◆ **TASK DESCRIPTION**: Show, in full, each line of the data that contains "Processed".

————

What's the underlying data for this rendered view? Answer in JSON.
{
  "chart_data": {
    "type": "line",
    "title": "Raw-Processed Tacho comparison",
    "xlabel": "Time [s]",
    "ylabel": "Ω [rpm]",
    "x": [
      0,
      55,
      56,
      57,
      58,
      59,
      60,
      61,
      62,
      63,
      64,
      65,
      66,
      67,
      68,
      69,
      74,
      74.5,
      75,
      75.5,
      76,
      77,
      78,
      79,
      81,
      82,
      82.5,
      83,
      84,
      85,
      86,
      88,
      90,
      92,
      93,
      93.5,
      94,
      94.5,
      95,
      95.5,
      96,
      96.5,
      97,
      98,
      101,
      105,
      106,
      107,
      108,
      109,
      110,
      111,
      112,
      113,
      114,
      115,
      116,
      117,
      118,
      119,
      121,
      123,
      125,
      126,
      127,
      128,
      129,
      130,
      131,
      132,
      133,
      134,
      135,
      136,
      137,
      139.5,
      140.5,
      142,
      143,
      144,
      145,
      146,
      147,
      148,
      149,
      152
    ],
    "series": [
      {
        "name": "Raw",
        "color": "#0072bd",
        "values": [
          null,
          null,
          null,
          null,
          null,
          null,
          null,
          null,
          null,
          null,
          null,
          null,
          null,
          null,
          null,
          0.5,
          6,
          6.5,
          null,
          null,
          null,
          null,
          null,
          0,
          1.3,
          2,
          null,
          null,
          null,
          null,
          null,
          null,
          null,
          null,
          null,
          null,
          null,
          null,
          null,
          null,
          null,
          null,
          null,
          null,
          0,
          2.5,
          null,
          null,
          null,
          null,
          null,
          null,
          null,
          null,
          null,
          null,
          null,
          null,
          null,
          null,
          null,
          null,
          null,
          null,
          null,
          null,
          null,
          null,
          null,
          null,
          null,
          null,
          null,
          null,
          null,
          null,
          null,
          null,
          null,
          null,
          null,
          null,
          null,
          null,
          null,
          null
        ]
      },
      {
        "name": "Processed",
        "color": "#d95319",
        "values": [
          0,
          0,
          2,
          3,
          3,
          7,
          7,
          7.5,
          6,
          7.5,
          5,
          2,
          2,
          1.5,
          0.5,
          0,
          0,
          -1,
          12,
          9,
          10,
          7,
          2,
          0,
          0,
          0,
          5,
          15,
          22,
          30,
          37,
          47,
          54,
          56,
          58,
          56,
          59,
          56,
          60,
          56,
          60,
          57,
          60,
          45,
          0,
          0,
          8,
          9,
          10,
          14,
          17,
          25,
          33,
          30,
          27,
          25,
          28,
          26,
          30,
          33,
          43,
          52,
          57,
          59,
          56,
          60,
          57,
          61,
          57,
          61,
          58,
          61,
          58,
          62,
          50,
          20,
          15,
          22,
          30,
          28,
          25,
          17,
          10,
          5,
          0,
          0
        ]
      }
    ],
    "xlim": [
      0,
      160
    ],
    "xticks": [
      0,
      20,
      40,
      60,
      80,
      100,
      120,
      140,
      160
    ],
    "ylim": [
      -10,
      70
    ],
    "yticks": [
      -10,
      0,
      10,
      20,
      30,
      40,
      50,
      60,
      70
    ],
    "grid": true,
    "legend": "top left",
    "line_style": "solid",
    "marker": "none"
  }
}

————

◆ **RESULT FOR THIS TASK**:
    "title": "Raw-Processed Tacho comparison",
        "name": "Processed",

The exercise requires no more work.